— STATED GOAL —
Look through the material below. Copy every line with the string "JSON" in it.

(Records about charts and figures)
+++

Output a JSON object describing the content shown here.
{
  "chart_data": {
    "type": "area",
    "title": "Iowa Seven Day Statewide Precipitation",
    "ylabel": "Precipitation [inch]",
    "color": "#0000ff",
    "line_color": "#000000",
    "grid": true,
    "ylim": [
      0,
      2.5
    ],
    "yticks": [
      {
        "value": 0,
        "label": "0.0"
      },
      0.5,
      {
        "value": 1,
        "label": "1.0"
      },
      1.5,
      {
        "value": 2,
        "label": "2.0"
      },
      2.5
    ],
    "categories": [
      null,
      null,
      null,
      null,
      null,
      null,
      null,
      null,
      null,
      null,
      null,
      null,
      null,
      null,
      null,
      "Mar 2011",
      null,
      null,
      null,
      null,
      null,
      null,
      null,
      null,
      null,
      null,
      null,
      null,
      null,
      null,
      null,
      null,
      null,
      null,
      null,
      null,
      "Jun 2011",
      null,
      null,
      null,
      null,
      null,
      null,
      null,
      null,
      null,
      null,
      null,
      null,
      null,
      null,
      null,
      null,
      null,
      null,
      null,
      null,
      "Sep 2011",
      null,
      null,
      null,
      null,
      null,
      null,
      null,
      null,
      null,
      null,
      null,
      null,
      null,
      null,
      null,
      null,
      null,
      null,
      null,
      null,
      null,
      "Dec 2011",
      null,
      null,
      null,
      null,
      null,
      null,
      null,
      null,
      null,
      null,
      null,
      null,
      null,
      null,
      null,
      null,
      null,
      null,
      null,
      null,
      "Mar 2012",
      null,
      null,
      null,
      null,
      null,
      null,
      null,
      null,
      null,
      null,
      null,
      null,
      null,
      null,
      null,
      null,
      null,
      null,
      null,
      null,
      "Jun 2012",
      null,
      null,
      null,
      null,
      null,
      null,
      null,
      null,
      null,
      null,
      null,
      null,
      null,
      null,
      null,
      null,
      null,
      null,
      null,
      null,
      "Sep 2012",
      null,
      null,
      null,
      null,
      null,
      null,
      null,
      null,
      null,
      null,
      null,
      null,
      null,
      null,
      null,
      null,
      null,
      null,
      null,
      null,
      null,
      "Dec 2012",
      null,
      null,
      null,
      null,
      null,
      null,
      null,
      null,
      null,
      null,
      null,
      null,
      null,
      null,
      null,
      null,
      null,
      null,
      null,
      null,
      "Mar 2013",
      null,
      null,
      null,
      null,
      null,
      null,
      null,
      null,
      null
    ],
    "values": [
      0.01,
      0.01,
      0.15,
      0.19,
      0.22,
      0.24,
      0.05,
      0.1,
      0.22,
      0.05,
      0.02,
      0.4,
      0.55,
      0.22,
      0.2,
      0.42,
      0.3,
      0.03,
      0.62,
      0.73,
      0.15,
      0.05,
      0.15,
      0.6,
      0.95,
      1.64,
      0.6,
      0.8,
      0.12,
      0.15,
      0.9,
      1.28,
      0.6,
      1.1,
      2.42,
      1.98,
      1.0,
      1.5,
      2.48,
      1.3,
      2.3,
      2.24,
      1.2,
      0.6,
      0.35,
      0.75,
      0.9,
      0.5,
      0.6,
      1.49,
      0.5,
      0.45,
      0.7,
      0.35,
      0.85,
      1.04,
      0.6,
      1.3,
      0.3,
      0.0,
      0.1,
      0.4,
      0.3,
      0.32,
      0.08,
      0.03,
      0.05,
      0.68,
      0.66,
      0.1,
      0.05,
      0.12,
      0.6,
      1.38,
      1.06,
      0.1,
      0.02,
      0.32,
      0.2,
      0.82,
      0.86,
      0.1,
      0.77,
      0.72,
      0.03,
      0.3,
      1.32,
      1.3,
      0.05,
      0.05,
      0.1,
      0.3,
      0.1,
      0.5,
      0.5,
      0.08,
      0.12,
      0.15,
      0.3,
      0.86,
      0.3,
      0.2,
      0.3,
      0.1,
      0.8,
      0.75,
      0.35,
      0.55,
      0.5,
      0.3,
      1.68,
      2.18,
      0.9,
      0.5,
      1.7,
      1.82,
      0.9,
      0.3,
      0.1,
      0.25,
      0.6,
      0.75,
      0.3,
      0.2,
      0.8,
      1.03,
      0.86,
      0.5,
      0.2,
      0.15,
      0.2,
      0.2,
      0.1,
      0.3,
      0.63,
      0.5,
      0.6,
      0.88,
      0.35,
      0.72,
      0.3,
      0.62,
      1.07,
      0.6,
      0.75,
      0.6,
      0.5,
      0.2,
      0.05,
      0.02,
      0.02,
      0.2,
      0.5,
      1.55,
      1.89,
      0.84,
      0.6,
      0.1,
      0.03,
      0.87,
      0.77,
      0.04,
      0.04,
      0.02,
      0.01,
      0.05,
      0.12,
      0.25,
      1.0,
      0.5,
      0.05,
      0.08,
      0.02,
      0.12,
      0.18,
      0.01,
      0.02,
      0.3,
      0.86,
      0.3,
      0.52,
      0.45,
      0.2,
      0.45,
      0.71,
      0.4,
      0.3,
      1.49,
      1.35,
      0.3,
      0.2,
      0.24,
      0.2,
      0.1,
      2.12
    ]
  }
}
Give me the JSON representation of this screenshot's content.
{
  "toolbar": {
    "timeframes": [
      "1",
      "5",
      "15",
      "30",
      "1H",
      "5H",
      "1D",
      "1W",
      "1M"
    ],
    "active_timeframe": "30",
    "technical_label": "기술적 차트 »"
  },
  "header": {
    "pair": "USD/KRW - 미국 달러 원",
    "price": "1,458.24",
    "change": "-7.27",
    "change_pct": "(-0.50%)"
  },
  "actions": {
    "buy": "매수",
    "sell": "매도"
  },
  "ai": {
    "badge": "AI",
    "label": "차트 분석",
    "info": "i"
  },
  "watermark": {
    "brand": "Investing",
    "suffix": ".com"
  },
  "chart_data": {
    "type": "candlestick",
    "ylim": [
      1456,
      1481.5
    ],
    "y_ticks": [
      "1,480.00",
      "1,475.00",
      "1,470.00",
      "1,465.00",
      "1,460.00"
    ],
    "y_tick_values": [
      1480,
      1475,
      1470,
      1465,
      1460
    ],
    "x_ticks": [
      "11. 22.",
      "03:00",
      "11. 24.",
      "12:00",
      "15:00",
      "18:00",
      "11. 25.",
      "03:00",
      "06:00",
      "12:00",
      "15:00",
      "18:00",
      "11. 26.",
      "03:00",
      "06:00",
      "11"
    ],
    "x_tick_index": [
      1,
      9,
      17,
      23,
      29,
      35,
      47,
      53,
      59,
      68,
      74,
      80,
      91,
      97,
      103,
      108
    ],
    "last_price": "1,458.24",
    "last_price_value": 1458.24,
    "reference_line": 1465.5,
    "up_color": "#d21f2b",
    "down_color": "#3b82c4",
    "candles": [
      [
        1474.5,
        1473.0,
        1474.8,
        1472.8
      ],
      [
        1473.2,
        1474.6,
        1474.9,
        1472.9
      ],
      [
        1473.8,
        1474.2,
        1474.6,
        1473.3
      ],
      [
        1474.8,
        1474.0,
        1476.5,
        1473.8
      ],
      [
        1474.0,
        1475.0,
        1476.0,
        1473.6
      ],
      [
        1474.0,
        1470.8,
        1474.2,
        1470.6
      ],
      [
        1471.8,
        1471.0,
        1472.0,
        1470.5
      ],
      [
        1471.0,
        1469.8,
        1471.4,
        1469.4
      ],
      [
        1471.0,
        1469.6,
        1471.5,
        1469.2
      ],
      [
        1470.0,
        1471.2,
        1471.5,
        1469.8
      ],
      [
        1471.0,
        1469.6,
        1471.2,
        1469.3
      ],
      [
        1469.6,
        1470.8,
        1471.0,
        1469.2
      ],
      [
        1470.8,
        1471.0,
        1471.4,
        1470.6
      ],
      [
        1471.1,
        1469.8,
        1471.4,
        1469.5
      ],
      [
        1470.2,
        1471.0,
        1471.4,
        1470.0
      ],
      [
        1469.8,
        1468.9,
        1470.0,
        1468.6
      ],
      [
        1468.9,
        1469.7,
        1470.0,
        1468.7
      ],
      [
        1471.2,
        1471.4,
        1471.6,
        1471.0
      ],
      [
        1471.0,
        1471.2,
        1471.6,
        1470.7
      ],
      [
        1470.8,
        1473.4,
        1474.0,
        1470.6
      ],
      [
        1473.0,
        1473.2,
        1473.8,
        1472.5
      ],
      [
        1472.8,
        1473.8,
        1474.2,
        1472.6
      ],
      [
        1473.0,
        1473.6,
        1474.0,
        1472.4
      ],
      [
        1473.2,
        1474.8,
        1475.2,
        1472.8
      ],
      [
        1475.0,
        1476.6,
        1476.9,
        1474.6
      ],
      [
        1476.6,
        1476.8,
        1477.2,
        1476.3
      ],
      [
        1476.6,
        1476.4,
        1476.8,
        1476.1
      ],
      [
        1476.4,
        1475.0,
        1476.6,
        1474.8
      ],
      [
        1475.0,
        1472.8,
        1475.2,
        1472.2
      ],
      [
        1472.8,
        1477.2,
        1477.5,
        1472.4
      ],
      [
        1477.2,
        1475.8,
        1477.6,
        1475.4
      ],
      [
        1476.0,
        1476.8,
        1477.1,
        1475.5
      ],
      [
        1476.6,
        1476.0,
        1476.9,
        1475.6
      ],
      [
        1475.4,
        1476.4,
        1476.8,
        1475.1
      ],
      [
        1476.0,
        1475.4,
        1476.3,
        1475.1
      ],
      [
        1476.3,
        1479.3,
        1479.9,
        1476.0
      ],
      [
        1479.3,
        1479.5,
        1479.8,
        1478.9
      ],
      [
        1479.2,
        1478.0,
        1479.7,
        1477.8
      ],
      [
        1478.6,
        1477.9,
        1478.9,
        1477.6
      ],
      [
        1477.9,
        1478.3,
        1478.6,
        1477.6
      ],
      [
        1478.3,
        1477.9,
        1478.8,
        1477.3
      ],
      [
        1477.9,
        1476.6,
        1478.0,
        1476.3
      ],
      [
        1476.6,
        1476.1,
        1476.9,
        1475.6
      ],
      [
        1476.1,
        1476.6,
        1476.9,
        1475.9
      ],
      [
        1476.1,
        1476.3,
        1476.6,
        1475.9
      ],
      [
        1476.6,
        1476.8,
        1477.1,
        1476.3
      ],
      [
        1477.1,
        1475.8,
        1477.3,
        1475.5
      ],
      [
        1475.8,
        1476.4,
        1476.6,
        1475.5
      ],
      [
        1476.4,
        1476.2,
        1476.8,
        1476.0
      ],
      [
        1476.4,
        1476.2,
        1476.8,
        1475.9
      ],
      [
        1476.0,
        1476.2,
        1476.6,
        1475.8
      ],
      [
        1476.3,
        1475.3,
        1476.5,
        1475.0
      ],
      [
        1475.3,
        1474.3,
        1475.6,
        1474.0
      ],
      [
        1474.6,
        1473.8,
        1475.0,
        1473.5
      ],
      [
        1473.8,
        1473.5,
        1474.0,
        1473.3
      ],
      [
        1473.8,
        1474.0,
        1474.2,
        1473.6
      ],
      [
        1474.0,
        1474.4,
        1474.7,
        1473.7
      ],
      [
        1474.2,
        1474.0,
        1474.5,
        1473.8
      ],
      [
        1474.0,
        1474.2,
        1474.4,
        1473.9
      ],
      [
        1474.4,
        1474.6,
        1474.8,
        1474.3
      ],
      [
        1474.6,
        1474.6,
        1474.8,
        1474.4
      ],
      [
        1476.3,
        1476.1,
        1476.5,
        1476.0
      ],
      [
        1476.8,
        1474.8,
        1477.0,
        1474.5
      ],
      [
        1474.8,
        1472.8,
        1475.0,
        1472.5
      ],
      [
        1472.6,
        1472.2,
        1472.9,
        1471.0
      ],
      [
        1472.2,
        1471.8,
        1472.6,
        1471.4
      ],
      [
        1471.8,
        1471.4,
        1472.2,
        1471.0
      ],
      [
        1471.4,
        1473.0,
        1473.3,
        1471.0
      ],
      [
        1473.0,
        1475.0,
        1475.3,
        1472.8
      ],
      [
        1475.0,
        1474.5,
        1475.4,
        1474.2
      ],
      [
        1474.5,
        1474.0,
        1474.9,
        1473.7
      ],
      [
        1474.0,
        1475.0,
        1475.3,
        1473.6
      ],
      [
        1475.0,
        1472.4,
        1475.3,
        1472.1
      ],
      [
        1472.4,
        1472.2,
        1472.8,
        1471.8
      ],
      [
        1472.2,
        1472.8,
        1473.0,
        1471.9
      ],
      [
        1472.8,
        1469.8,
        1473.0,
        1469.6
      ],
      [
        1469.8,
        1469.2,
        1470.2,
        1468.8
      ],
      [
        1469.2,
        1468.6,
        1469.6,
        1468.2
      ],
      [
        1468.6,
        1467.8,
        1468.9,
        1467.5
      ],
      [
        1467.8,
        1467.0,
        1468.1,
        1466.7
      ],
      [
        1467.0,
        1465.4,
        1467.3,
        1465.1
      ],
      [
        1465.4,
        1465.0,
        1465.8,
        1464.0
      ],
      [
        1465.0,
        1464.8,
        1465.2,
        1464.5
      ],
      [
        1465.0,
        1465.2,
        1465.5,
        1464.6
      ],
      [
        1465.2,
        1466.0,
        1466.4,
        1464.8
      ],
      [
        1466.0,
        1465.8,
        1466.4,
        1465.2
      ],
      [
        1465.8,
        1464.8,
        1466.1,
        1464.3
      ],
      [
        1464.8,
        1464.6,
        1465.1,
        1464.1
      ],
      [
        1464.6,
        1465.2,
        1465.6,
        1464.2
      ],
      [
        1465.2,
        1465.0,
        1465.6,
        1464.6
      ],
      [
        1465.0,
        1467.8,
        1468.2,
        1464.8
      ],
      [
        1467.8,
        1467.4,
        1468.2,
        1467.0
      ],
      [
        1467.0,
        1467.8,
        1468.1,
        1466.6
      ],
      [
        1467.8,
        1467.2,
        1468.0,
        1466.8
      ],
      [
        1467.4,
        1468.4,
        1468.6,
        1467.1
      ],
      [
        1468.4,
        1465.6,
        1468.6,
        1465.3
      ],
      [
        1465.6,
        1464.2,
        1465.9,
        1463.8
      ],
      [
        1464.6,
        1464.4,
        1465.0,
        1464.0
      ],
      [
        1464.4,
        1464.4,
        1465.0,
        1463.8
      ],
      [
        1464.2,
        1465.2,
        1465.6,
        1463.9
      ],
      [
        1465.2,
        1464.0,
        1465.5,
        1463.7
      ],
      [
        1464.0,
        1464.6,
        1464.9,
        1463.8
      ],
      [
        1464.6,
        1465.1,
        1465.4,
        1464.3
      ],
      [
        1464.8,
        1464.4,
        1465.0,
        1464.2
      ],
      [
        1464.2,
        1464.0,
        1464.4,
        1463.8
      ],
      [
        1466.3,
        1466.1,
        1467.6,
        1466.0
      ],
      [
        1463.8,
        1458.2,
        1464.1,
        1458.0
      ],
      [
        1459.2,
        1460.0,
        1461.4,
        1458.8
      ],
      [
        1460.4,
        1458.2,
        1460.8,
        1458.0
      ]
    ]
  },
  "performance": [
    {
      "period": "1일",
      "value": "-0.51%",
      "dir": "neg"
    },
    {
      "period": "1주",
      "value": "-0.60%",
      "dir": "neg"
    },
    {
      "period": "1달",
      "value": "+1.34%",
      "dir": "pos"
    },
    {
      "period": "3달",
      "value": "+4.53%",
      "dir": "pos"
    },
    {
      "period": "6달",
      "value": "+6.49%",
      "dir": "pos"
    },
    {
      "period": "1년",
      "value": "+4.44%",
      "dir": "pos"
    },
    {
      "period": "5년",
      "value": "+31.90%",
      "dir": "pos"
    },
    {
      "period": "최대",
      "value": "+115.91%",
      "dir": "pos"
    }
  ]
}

+++

— TASK RESULT —
Output a JSON object describing the content shown here.
Give me the JSON representation of this screenshot's content.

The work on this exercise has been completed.